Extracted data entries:
* * * *
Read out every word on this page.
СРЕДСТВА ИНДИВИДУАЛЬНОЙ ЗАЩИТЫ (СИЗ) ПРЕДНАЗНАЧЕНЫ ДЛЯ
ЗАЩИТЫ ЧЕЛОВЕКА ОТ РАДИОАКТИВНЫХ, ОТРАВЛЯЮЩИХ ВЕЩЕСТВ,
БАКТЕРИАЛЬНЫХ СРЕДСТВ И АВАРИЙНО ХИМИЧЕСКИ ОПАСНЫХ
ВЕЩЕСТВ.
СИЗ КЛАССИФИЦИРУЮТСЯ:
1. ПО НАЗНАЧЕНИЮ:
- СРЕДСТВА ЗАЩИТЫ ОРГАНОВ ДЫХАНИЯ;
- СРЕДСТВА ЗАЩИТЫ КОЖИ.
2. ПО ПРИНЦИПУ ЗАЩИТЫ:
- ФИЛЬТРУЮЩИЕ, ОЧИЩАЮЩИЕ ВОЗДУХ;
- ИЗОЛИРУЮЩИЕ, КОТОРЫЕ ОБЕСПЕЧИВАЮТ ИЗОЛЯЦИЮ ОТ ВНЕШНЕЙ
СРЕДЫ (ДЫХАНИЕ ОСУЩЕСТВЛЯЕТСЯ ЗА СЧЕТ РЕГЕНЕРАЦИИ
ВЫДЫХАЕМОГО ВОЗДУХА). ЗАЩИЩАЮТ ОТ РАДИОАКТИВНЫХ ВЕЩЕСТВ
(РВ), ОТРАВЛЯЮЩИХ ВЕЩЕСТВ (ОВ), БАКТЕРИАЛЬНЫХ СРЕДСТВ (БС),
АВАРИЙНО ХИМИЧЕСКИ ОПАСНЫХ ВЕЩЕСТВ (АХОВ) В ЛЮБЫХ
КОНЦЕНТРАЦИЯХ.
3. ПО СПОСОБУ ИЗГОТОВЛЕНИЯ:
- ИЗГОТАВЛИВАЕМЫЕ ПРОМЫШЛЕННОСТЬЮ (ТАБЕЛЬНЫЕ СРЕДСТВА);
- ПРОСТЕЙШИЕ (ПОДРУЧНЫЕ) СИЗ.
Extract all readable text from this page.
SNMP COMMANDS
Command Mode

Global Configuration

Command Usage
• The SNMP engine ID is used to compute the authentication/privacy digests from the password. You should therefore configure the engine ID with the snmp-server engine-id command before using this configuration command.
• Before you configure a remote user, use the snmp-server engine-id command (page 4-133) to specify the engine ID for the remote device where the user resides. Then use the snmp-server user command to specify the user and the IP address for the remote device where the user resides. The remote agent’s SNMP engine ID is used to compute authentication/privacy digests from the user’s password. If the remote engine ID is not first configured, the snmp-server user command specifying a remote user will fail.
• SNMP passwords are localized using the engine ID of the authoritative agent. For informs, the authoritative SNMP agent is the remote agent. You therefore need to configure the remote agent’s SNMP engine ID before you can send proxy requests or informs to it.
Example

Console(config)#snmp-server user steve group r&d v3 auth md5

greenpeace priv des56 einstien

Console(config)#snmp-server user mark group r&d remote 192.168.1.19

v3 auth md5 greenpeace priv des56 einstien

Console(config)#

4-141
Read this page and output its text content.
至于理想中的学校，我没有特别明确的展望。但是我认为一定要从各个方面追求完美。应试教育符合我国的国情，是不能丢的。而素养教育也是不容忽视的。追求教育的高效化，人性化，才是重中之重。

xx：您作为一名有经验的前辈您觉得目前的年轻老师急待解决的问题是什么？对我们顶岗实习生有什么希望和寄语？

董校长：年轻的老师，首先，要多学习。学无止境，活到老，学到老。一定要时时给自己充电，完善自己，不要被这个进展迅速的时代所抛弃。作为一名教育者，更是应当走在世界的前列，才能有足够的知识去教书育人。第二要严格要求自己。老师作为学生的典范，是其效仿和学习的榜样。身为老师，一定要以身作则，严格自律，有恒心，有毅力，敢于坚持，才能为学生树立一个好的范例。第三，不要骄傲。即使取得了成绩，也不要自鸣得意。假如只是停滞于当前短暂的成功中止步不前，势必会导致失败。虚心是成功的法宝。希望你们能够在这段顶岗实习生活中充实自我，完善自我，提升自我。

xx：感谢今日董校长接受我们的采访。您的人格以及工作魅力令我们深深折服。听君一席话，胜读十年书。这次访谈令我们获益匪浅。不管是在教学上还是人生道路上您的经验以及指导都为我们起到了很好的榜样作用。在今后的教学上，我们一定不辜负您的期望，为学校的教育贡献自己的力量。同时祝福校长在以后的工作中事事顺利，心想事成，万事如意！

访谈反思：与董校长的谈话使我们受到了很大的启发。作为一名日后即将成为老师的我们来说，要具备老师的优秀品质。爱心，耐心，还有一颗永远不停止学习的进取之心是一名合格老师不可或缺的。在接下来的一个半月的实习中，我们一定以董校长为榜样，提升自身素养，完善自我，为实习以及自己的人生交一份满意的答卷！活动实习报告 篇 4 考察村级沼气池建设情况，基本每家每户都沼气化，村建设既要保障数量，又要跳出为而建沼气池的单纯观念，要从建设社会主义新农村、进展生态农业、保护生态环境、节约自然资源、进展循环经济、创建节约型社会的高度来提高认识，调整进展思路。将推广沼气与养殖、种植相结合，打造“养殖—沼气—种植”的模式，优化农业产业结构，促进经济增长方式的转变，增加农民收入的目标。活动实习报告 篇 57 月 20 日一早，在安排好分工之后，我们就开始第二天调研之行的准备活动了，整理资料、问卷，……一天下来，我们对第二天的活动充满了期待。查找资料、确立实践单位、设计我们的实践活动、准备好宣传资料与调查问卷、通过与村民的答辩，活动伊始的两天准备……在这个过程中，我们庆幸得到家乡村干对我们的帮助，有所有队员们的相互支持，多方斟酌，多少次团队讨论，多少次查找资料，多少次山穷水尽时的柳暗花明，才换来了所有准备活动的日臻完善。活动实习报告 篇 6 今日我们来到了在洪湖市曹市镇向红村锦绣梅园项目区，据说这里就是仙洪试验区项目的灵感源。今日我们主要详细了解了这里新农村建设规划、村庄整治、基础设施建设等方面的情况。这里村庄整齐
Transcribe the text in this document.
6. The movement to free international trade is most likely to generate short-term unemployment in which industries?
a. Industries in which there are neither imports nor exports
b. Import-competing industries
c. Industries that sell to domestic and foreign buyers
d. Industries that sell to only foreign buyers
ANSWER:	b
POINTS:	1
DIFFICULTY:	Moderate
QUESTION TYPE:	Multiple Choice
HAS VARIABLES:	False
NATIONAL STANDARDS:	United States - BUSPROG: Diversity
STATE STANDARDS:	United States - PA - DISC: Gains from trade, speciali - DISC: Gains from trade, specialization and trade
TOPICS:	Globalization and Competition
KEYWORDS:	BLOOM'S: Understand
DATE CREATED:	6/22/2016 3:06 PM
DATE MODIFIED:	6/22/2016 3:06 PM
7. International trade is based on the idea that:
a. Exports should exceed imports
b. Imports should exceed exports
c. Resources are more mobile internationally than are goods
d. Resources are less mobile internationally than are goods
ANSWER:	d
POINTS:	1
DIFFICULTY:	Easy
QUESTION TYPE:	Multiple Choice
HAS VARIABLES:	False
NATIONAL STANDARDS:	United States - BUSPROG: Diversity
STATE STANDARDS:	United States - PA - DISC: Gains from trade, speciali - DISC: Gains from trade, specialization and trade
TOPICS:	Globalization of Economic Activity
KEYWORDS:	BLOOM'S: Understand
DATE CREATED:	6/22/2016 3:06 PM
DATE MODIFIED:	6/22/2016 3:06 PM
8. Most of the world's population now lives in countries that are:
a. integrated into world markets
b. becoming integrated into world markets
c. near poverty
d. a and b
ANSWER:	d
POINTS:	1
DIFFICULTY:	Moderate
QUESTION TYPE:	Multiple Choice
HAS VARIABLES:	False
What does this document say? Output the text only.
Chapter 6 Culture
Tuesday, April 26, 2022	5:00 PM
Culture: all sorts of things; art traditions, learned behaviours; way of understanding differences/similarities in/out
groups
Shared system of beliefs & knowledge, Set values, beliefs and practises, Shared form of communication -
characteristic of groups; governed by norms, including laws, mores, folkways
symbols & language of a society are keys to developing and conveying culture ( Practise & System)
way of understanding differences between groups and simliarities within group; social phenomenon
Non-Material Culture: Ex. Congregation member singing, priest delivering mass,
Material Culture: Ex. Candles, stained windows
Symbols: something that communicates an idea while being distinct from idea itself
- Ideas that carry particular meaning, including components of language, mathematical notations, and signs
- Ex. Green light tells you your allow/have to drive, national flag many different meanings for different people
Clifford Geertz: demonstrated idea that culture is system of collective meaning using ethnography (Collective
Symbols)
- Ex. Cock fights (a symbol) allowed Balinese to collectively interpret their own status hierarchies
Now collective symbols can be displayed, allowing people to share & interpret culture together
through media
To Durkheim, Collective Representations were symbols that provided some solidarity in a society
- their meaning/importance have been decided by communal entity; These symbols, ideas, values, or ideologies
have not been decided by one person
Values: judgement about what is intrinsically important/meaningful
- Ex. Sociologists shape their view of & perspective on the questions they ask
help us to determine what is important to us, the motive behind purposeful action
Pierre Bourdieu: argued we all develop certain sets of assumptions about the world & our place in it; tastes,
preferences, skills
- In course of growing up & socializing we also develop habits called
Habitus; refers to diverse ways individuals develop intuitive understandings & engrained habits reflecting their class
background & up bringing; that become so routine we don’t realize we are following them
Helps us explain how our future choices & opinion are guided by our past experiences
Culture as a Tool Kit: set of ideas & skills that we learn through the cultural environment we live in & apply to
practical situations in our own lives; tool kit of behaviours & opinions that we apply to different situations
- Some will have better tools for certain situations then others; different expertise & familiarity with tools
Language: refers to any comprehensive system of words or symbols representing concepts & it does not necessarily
* * * *
— Objective —
Find every line in the records above that holds the word "important", and copy each one.

— The result —
Values: judgement about what is intrinsically important/meaningful
help us to determine what is important to us, the motive behind purposeful action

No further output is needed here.